## [Required task]
Determine how many lines below hold the string "letter". Reply with the number alone.

** start Material provided **

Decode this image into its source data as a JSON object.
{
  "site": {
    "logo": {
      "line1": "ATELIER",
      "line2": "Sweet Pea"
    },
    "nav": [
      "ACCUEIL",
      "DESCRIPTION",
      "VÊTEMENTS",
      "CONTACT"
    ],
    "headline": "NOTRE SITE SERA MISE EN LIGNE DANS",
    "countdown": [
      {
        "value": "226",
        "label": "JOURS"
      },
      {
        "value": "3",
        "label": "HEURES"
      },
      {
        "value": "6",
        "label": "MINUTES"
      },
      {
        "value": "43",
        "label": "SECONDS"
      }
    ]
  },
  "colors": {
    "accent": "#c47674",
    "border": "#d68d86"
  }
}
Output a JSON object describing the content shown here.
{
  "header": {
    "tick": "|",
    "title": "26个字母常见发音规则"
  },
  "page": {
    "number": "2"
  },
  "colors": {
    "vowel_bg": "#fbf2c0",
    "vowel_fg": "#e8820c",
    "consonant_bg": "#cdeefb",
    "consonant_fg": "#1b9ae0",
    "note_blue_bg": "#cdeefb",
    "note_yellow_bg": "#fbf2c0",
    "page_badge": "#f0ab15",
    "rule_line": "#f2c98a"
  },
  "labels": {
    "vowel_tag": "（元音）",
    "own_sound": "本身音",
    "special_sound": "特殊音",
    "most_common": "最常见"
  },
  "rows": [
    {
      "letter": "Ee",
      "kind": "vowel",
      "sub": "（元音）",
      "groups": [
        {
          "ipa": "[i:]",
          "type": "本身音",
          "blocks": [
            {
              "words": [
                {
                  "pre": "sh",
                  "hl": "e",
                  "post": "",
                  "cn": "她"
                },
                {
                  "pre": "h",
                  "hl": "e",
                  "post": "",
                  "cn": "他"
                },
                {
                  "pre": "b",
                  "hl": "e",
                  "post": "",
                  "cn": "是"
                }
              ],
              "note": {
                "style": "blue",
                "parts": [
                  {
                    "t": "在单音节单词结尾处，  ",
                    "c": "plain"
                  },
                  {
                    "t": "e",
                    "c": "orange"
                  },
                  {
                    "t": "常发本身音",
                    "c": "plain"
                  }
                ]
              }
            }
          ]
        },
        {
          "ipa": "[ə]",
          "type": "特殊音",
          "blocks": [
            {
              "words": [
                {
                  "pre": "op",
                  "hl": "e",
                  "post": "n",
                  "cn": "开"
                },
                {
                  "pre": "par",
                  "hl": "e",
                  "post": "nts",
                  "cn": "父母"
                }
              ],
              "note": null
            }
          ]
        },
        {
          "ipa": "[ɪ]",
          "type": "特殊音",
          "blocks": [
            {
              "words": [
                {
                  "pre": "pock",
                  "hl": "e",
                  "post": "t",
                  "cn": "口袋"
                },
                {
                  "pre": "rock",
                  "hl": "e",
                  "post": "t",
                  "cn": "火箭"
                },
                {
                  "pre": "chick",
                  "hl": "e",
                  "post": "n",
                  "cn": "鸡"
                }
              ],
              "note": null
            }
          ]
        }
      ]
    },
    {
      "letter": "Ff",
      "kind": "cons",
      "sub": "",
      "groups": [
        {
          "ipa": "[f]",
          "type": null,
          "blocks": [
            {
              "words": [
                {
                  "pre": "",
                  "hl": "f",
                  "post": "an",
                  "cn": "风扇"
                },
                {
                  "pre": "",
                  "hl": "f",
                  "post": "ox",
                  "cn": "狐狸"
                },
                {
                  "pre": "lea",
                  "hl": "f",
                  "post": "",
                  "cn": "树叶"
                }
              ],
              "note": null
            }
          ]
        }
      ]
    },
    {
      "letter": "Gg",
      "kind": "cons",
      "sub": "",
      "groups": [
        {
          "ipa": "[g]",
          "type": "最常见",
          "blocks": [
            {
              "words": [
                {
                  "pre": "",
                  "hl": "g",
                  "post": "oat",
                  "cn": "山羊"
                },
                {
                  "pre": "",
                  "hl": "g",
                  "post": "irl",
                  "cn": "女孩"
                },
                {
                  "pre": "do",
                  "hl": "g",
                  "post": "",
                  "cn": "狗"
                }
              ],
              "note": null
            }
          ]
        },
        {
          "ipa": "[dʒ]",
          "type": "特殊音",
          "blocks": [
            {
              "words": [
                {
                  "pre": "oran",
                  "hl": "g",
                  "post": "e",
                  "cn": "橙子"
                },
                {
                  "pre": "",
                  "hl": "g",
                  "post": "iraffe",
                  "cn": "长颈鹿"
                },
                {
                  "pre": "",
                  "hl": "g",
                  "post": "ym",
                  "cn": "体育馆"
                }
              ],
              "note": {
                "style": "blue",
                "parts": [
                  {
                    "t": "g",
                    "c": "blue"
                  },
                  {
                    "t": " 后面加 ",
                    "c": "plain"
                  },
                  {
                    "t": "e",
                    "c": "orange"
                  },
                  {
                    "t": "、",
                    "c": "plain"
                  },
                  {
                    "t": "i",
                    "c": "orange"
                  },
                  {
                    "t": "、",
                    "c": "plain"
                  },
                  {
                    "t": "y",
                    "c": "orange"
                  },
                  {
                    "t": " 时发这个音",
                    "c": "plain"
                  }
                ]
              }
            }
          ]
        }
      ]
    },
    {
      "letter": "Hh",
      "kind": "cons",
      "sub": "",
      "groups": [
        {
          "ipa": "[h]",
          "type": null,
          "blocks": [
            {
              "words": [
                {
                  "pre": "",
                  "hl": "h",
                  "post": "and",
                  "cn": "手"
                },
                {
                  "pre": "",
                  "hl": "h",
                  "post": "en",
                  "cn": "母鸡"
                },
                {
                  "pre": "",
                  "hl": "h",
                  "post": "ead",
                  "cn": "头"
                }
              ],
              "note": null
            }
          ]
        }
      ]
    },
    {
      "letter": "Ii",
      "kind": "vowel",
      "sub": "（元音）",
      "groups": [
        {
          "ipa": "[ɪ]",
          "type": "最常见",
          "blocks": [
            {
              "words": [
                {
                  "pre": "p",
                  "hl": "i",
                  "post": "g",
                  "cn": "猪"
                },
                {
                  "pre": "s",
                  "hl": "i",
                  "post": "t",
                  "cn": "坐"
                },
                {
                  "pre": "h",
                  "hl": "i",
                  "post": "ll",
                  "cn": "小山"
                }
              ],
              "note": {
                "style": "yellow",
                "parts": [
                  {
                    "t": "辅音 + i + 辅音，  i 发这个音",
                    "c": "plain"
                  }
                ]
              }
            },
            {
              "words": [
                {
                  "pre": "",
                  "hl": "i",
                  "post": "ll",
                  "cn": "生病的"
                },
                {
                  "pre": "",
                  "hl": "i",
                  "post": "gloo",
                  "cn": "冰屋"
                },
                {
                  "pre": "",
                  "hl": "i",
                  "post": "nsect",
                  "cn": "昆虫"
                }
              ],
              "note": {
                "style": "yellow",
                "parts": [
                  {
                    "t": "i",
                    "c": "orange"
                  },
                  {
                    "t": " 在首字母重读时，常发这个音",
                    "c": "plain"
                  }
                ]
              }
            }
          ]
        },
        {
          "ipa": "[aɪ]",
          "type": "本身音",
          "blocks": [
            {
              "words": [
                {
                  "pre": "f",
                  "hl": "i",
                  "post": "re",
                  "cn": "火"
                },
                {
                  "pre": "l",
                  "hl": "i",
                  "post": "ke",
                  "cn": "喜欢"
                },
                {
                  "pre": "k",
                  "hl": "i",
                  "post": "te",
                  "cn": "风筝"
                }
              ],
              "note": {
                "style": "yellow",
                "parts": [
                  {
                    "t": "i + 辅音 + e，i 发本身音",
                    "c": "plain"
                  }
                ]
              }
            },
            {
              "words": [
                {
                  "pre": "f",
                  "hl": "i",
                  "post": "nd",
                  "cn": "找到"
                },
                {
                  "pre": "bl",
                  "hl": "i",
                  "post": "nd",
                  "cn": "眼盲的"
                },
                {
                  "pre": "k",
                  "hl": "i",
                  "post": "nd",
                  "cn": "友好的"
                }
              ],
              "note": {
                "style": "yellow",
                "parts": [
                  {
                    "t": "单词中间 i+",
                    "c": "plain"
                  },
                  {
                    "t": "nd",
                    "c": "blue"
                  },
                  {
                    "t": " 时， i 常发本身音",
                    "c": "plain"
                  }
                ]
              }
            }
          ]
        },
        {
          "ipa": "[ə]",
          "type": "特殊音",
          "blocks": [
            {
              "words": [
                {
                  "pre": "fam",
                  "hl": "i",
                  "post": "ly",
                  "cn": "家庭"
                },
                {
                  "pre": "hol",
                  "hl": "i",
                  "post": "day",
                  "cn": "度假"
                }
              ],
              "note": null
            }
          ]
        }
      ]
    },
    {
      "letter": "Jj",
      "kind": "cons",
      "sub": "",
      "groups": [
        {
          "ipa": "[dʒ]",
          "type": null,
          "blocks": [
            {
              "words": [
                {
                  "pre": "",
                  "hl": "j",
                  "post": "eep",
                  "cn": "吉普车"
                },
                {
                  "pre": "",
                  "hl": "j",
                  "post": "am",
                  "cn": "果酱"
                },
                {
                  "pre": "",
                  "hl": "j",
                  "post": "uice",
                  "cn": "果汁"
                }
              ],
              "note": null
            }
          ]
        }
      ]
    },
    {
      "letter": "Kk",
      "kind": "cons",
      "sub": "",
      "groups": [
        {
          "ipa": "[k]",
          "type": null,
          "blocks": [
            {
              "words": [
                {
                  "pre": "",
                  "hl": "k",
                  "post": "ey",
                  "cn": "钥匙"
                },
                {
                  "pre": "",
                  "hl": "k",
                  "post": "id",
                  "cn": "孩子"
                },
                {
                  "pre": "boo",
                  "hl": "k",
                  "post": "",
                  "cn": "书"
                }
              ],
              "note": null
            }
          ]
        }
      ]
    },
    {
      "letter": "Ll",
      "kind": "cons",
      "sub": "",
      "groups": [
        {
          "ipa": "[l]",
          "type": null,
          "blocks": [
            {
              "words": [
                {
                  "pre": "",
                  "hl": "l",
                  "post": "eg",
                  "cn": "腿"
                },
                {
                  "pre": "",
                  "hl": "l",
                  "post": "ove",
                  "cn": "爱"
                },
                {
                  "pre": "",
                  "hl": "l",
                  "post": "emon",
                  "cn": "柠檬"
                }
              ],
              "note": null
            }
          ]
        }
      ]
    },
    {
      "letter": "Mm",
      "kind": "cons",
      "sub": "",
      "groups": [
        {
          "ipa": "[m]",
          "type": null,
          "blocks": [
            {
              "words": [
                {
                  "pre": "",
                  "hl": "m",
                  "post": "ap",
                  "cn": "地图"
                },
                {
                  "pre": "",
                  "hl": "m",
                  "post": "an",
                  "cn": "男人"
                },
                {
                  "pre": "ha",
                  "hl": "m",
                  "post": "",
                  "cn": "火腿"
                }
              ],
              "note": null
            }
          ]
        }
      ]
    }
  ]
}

** end Material provided **

## [Exercise solution]
9